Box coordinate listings
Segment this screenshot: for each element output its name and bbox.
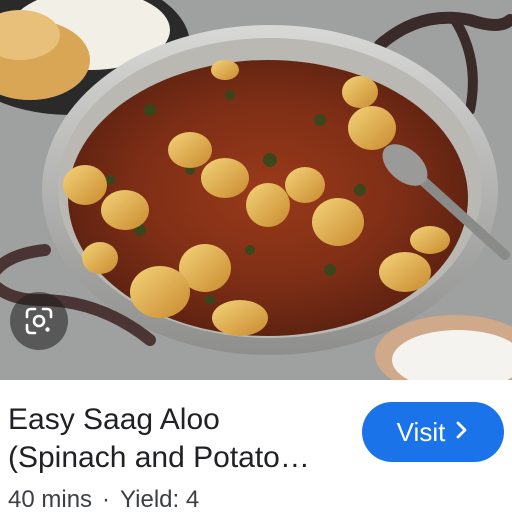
meta-separator: · — [102, 486, 111, 513]
visit-button[interactable]: Visit — [362, 402, 504, 462]
cook-time: 40 mins — [8, 486, 93, 513]
google-lens-button[interactable] — [10, 292, 68, 350]
recipe-title[interactable]: Easy Saag Aloo (Spinach and Potato… — [8, 401, 358, 477]
recipe-title-line1: Easy Saag Aloo — [8, 403, 220, 436]
recipe-title-line2: (Spinach and Potato… — [8, 441, 310, 474]
recipe-meta: 40 mins · Yield: 4 — [8, 486, 199, 514]
recipe-yield: Yield: 4 — [120, 486, 200, 513]
recipe-image — [0, 0, 512, 380]
recipe-photo[interactable] — [0, 0, 512, 380]
google-lens-icon — [25, 307, 53, 335]
visit-label: Visit — [396, 416, 446, 447]
chevron-right-icon — [455, 420, 469, 444]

§ **TO BE DONE**: Put the part of the records that opens with the line containing "meta-separator: · — [102, 486, 111, 513]" and closes with the line containing "recipe-title[interactable]: Easy Saag" into a JSON list of strings, one string per line and blank lines left out.

§ **EXERCISE OUTPUT**:
[
  "meta-separator: · — [102, 486, 111, 513]",
  "visit-button[interactable]: Visit — [362, 402, 504, 462]",
  "cook-time: 40 mins — [8, 486, 93, 513]",
  "google-lens-button[interactable] — [10, 292, 68, 350]",
  "recipe-title[interactable]: Easy Saag Aloo (Spinach and Potato… — [8, 401, 358, 477]"
]